- [Work instructions]
Write out the full listing exactly as given, minus the images.

- [Records shown]
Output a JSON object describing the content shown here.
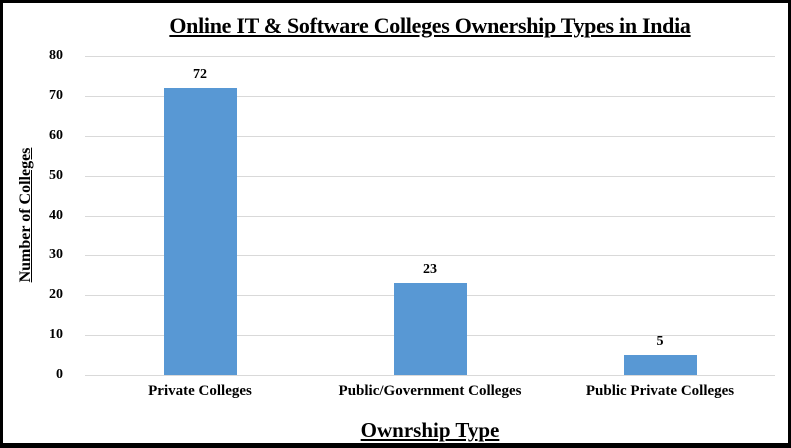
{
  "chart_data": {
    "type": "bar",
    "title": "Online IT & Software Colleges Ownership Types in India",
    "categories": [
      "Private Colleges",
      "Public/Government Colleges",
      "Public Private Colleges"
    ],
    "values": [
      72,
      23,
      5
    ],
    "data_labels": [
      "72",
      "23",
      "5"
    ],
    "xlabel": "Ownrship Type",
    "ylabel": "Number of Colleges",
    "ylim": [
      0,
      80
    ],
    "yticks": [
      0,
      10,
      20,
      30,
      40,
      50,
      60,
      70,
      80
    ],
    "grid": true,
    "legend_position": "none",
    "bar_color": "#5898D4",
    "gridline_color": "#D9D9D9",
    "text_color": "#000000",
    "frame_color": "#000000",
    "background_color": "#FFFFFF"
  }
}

- [Finished answer]
Output a JSON object describing the content shown here.
{
  "chart_data": {
    "type": "bar",
    "title": "Online IT & Software Colleges Ownership Types in India",
    "categories": [
      "Private Colleges",
      "Public/Government Colleges",
      "Public Private Colleges"
    ],
    "values": [
      72,
      23,
      5
    ],
    "data_labels": [
      "72",
      "23",
      "5"
    ],
    "xlabel": "Ownrship Type",
    "ylabel": "Number of Colleges",
    "ylim": [
      0,
      80
    ],
    "yticks": [
      0,
      10,
      20,
      30,
      40,
      50,
      60,
      70,
      80
    ],
    "grid": true,
    "legend_position": "none",
    "bar_color": "#5898D4",
    "gridline_color": "#D9D9D9",
    "text_color": "#000000",
    "frame_color": "#000000",
    "background_color": "#FFFFFF"
  }
}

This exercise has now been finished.